• [PROMPT]: Where a line contains the word "Andrew", copy that line.

((

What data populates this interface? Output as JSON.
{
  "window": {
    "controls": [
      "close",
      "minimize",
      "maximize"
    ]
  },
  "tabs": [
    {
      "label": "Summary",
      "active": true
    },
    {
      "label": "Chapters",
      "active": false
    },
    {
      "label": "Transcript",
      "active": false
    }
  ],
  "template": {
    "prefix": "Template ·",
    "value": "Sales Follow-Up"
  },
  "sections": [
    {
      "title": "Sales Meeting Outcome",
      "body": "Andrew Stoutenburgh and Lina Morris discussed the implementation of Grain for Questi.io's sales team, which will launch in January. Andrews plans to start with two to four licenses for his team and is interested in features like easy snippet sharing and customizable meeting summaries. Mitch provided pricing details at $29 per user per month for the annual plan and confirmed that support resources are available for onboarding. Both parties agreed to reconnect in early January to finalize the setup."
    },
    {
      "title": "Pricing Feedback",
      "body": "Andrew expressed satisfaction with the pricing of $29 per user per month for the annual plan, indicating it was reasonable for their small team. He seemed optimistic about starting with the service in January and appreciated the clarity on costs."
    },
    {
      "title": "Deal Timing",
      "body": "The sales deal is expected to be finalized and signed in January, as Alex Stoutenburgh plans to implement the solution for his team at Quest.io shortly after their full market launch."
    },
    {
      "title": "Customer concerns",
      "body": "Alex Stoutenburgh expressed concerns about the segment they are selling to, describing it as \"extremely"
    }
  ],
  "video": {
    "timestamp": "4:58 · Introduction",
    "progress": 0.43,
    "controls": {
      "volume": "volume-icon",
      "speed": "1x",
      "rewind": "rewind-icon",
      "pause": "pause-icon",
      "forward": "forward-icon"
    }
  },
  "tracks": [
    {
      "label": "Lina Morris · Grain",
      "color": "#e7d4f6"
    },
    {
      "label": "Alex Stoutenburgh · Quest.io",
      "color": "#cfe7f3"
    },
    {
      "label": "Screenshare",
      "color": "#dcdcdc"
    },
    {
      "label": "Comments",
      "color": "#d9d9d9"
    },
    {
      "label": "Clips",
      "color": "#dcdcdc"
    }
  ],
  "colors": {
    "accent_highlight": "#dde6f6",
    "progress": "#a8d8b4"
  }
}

))

• [EXERCISE RESPONSE]:
      "body": "Andrew Stoutenburgh and Lina Morris discussed the implementation of Grain for Questi.io's sales team, which will launch in January. Andrews plans to start with two to four licenses for his team and is interested in features like easy snippet sharing and customizable meeting summaries. Mitch provided pricing details at $29 per user per month for the annual plan and confirmed that support resources are available for onboarding. Both parties agreed to reconnect in early January to finalize the setup."
      "body": "Andrew expressed satisfaction with the pricing of $29 per user per month for the annual plan, indicating it was reasonable for their small team. He seemed optimistic about starting with the service in January and appreciated the clarity on costs."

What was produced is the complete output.